DATASET RECORDS =
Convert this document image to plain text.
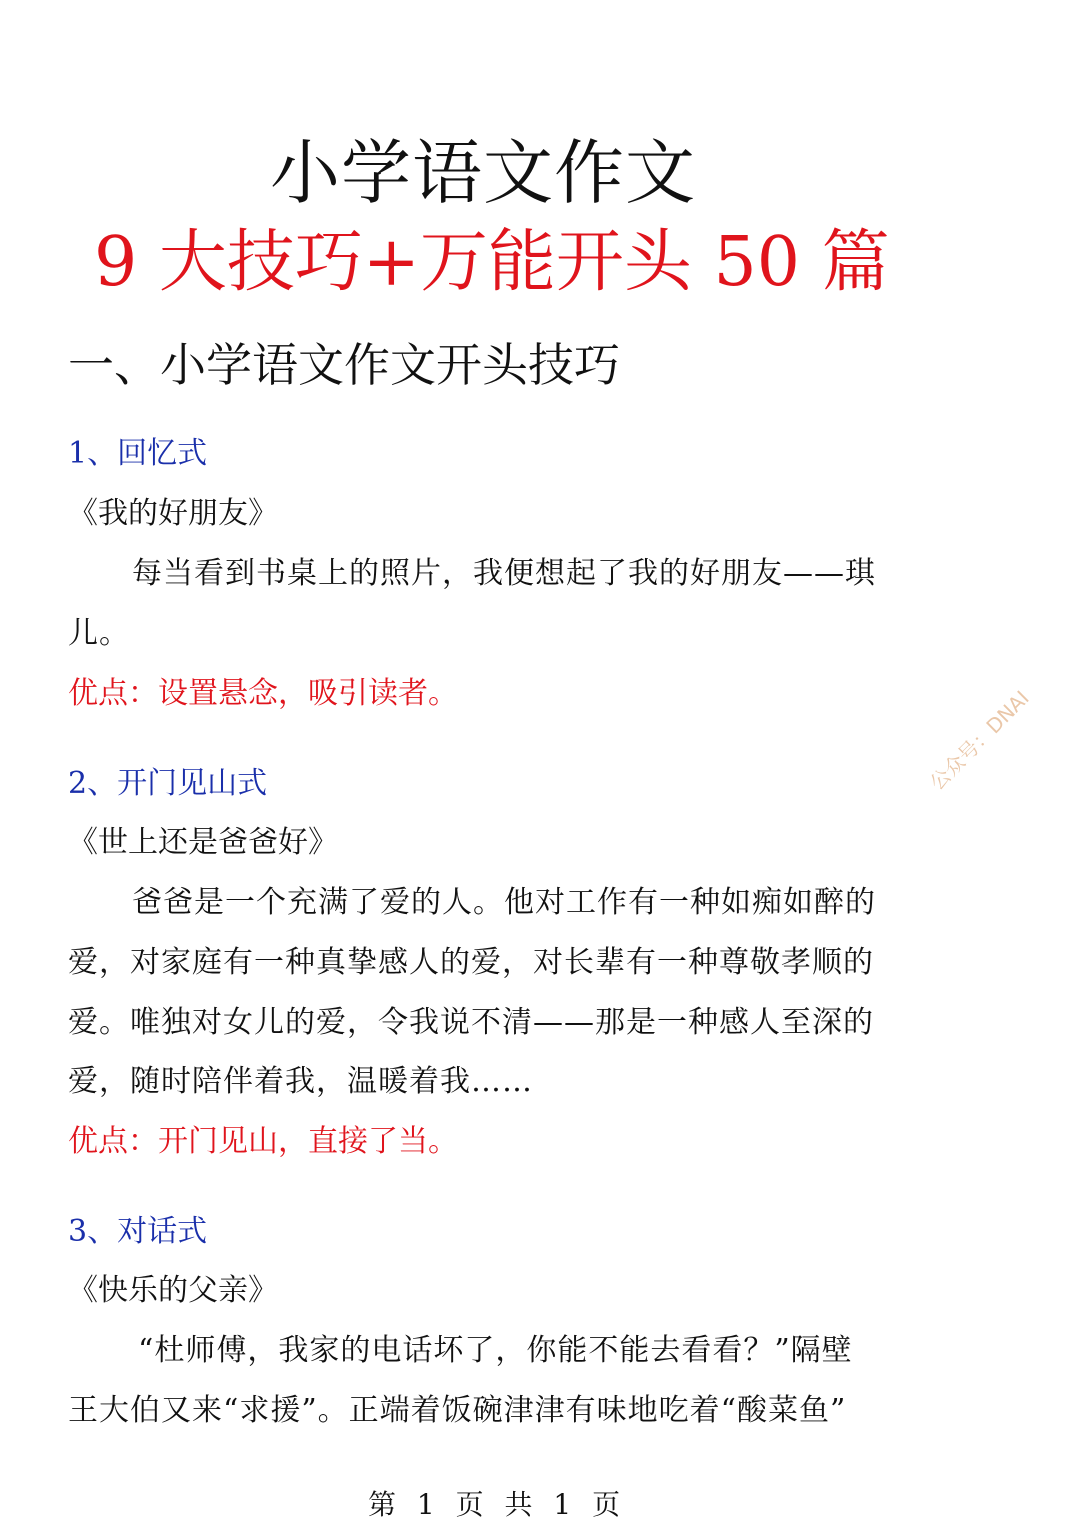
小学语文作文
9 大技巧+万能开头 50 篇
一、小学语文作文开头技巧
1、回忆式
《我的好朋友》
每当看到书桌上的照片，我便想起了我的好朋友——琪
儿。
优点：设置悬念，吸引读者。
2、开门见山式
《世上还是爸爸好》
爸爸是一个充满了爱的人。他对工作有一种如痴如醉的
爱，对家庭有一种真挚感人的爱，对长辈有一种尊敬孝顺的
爱。唯独对女儿的爱，令我说不清——那是一种感人至深的
爱，随时陪伴着我，温暖着我……
优点：开门见山，直接了当。
3、对话式
《快乐的父亲》
“杜师傅，我家的电话坏了，你能不能去看看？”隔壁
王大伯又来“求援”。正端着饭碗津津有味地吃着“酸菜鱼”
公众号：DNAI
第 1 页 共 1 页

TO DO = Without the pictures, restate each entry exactly.

RESULT =
Convert this document image to plain text.
小学语文作文
9 大技巧+万能开头 50 篇
一、小学语文作文开头技巧
1、回忆式
《我的好朋友》
每当看到书桌上的照片，我便想起了我的好朋友——琪
儿。
优点：设置悬念，吸引读者。
2、开门见山式
《世上还是爸爸好》
爸爸是一个充满了爱的人。他对工作有一种如痴如醉的
爱，对家庭有一种真挚感人的爱，对长辈有一种尊敬孝顺的
爱。唯独对女儿的爱，令我说不清——那是一种感人至深的
爱，随时陪伴着我，温暖着我……
优点：开门见山，直接了当。
3、对话式
《快乐的父亲》
“杜师傅，我家的电话坏了，你能不能去看看？”隔壁
王大伯又来“求援”。正端着饭碗津津有味地吃着“酸菜鱼”
公众号：DNAI
第 1 页 共 1 页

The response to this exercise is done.